**Do this**
In the listing below, please print the line that contains "Read out every word on this page." and every line that follows it, exactly.

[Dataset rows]
════════

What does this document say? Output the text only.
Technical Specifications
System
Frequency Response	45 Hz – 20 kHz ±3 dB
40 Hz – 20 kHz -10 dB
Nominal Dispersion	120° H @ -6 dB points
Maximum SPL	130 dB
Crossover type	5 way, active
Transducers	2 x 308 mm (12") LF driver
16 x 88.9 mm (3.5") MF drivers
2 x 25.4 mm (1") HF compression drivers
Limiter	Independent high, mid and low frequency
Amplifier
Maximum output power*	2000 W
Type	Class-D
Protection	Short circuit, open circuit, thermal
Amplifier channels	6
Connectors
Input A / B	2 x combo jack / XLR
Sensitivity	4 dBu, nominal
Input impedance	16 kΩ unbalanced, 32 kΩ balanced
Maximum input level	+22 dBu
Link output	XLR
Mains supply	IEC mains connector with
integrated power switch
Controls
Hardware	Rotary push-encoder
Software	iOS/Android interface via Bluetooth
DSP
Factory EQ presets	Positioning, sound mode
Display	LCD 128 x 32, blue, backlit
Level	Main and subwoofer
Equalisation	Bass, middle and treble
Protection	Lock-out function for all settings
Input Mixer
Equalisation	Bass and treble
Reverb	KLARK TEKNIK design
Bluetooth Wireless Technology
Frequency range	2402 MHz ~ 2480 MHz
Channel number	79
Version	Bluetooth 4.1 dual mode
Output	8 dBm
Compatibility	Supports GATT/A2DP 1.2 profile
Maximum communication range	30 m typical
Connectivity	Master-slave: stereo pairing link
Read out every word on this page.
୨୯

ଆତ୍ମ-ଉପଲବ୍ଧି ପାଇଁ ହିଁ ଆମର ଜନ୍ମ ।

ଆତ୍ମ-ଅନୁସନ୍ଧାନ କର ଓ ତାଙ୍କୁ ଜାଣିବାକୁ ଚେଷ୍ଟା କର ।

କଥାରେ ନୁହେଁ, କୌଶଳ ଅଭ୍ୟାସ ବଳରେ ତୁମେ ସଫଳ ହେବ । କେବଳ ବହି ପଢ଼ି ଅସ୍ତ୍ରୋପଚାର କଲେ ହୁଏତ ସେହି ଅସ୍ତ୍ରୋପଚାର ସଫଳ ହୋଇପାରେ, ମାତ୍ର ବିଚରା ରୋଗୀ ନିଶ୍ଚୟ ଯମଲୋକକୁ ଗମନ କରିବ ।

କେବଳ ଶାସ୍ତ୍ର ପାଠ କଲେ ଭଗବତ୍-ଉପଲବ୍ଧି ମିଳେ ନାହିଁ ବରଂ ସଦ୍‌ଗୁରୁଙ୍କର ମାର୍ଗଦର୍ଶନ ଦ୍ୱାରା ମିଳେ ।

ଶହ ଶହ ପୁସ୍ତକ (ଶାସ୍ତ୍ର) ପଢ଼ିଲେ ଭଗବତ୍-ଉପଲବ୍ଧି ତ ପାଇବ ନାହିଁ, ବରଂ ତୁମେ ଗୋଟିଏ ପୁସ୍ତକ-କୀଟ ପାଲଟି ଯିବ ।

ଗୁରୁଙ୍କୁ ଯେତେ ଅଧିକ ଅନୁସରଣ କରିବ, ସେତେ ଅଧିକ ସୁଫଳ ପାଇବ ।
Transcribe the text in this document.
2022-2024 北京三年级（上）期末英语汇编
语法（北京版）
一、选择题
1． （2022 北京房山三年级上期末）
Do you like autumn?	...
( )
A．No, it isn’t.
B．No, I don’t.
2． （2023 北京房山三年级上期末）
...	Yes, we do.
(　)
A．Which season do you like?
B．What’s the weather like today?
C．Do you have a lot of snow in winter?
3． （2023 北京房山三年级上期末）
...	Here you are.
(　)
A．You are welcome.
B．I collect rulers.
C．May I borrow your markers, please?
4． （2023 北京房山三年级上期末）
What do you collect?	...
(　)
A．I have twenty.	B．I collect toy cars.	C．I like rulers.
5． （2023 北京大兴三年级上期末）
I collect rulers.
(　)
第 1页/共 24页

════════

**Answer to this exercise**
Read out every word on this page.
୨୯

ଆତ୍ମ-ଉପଲବ୍ଧି ପାଇଁ ହିଁ ଆମର ଜନ୍ମ ।

ଆତ୍ମ-ଅନୁସନ୍ଧାନ କର ଓ ତାଙ୍କୁ ଜାଣିବାକୁ ଚେଷ୍ଟା କର ।

କଥାରେ ନୁହେଁ, କୌଶଳ ଅଭ୍ୟାସ ବଳରେ ତୁମେ ସଫଳ ହେବ । କେବଳ ବହି ପଢ଼ି ଅସ୍ତ୍ରୋପଚାର କଲେ ହୁଏତ ସେହି ଅସ୍ତ୍ରୋପଚାର ସଫଳ ହୋଇପାରେ, ମାତ୍ର ବିଚରା ରୋଗୀ ନିଶ୍ଚୟ ଯମଲୋକକୁ ଗମନ କରିବ ।

କେବଳ ଶାସ୍ତ୍ର ପାଠ କଲେ ଭଗବତ୍-ଉପଲବ୍ଧି ମିଳେ ନାହିଁ ବରଂ ସଦ୍‌ଗୁରୁଙ୍କର ମାର୍ଗଦର୍ଶନ ଦ୍ୱାରା ମିଳେ ।

ଶହ ଶହ ପୁସ୍ତକ (ଶାସ୍ତ୍ର) ପଢ଼ିଲେ ଭଗବତ୍-ଉପଲବ୍ଧି ତ ପାଇବ ନାହିଁ, ବରଂ ତୁମେ ଗୋଟିଏ ପୁସ୍ତକ-କୀଟ ପାଲଟି ଯିବ ।

ଗୁରୁଙ୍କୁ ଯେତେ ଅଧିକ ଅନୁସରଣ କରିବ, ସେତେ ଅଧିକ ସୁଫଳ ପାଇବ ।
Transcribe the text in this document.
2022-2024 北京三年级（上）期末英语汇编
语法（北京版）
一、选择题
1． （2022 北京房山三年级上期末）
Do you like autumn?	...
( )
A．No, it isn’t.
B．No, I don’t.
2． （2023 北京房山三年级上期末）
...	Yes, we do.
(　)
A．Which season do you like?
B．What’s the weather like today?
C．Do you have a lot of snow in winter?
3． （2023 北京房山三年级上期末）
...	Here you are.
(　)
A．You are welcome.
B．I collect rulers.
C．May I borrow your markers, please?
4． （2023 北京房山三年级上期末）
What do you collect?	...
(　)
A．I have twenty.	B．I collect toy cars.	C．I like rulers.
5． （2023 北京大兴三年级上期末）
I collect rulers.
(　)
第 1页/共 24页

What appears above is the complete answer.